REQUEST: Filter the records below down to lines containing "Ochrony".

RECORD EXCERPTS:
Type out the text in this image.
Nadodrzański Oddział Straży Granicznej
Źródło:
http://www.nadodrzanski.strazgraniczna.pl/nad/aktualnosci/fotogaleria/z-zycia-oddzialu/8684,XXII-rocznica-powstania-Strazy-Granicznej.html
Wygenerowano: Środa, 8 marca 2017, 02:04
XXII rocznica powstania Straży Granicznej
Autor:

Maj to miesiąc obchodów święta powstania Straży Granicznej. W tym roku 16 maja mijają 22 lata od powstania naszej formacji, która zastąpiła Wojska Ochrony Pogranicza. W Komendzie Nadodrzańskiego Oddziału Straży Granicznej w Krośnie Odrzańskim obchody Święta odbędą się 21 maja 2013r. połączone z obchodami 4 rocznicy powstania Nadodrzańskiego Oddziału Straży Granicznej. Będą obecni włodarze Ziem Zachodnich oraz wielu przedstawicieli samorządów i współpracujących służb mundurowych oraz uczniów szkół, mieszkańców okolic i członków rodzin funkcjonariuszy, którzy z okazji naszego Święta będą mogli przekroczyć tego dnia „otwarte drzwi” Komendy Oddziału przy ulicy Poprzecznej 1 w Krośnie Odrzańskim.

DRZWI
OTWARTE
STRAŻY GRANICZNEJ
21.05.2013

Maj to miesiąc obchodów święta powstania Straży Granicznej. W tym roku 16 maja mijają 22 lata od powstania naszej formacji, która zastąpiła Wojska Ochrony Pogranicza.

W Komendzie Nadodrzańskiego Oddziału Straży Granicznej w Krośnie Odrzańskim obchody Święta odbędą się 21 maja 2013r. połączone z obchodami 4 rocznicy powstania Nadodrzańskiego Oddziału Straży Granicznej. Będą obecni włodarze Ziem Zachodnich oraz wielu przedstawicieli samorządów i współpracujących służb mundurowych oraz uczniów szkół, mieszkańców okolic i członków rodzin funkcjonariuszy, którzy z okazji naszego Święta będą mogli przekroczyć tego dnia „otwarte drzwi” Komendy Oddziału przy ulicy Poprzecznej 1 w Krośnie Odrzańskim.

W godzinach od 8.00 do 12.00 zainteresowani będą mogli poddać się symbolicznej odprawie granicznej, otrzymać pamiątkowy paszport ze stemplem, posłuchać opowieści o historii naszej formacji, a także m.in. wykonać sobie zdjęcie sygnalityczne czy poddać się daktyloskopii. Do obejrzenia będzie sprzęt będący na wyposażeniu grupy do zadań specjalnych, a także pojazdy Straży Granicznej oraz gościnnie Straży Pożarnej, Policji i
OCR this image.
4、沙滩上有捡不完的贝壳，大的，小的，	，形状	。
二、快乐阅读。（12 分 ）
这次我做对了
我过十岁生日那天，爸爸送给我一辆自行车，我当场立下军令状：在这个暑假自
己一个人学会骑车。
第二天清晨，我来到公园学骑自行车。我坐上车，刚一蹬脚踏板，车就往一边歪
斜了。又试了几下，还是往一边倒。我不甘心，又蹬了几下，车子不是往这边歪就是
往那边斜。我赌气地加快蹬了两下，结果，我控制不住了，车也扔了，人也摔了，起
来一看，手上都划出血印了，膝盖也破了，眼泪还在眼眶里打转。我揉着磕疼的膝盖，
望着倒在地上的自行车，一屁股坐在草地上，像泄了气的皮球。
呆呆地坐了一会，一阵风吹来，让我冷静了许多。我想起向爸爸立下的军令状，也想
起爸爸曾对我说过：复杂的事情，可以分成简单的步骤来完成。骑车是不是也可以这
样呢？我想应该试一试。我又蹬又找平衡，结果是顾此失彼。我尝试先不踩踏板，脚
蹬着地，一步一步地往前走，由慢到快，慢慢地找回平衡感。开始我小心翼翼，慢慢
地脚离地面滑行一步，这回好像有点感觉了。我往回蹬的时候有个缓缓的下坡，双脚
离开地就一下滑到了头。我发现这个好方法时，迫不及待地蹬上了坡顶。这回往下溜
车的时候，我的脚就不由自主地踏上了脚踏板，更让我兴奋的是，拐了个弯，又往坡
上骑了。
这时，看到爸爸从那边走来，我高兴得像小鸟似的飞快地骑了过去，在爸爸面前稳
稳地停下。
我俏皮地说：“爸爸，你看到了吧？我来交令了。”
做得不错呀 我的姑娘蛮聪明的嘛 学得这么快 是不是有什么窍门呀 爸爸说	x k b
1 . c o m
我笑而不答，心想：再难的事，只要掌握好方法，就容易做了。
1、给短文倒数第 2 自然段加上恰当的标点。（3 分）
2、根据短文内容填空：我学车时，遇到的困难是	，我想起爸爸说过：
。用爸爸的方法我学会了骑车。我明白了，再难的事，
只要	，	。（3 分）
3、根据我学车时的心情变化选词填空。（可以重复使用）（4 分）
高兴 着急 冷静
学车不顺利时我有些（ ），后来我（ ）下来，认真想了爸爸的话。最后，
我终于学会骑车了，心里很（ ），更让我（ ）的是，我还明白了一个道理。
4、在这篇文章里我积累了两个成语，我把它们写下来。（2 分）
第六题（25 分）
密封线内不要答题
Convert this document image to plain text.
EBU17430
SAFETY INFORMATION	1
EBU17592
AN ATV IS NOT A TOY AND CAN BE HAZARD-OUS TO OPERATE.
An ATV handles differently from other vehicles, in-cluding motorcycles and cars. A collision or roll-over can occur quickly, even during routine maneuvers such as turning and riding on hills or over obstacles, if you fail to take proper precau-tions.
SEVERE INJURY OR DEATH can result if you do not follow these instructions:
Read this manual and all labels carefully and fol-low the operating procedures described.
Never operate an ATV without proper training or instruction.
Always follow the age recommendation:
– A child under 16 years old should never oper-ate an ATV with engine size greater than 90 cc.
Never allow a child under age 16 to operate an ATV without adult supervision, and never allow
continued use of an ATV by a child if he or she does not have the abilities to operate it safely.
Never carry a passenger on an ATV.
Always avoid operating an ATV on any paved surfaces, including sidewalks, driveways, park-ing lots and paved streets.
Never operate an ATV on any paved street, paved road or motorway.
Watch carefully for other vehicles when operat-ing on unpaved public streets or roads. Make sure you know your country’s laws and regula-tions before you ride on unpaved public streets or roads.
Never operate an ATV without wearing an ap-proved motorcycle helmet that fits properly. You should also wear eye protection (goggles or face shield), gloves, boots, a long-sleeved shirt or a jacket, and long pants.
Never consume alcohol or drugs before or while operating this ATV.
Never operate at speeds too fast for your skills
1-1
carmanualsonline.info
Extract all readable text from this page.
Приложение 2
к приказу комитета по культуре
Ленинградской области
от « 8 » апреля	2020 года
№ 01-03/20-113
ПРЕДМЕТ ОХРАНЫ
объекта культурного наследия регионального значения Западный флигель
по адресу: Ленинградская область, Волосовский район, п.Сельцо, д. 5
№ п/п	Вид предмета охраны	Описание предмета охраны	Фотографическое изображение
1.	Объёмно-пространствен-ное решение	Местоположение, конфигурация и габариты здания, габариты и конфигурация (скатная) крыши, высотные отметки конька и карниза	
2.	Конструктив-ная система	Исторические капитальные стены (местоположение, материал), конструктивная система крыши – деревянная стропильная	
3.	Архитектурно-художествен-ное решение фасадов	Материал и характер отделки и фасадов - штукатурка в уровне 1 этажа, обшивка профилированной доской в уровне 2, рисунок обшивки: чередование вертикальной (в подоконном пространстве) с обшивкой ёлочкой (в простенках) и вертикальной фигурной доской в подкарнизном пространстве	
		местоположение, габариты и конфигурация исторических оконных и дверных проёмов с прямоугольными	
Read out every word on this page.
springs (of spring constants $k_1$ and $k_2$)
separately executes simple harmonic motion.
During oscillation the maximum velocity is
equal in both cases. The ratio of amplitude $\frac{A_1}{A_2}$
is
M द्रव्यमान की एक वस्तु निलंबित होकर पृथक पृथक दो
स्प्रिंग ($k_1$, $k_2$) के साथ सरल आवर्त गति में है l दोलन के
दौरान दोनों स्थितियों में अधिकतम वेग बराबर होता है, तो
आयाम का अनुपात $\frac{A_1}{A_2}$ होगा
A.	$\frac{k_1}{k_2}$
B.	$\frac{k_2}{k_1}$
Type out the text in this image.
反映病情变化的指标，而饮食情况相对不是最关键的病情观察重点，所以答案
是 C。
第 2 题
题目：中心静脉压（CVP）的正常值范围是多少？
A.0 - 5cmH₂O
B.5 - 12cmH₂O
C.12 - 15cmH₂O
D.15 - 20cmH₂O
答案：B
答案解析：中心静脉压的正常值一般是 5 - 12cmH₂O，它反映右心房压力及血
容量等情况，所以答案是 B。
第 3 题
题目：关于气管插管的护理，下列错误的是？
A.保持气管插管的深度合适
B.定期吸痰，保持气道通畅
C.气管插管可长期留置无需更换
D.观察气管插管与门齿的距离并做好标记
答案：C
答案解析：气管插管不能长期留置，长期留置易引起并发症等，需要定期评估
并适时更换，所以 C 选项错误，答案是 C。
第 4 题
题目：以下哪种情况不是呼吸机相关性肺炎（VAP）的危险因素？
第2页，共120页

THE RESULT:
Maj to miesiąc obchodów święta powstania Straży Granicznej. W tym roku 16 maja mijają 22 lata od powstania naszej formacji, która zastąpiła Wojska Ochrony Pogranicza. W Komendzie Nadodrzańskiego Oddziału Straży Granicznej w Krośnie Odrzańskim obchody Święta odbędą się 21 maja 2013r. połączone z obchodami 4 rocznicy powstania Nadodrzańskiego Oddziału Straży Granicznej. Będą obecni włodarze Ziem Zachodnich oraz wielu przedstawicieli samorządów i współpracujących służb mundurowych oraz uczniów szkół, mieszkańców okolic i członków rodzin funkcjonariuszy, którzy z okazji naszego Święta będą mogli przekroczyć tego dnia „otwarte drzwi” Komendy Oddziału przy ulicy Poprzecznej 1 w Krośnie Odrzańskim.
Maj to miesiąc obchodów święta powstania Straży Granicznej. W tym roku 16 maja mijają 22 lata od powstania naszej formacji, która zastąpiła Wojska Ochrony Pogranicza.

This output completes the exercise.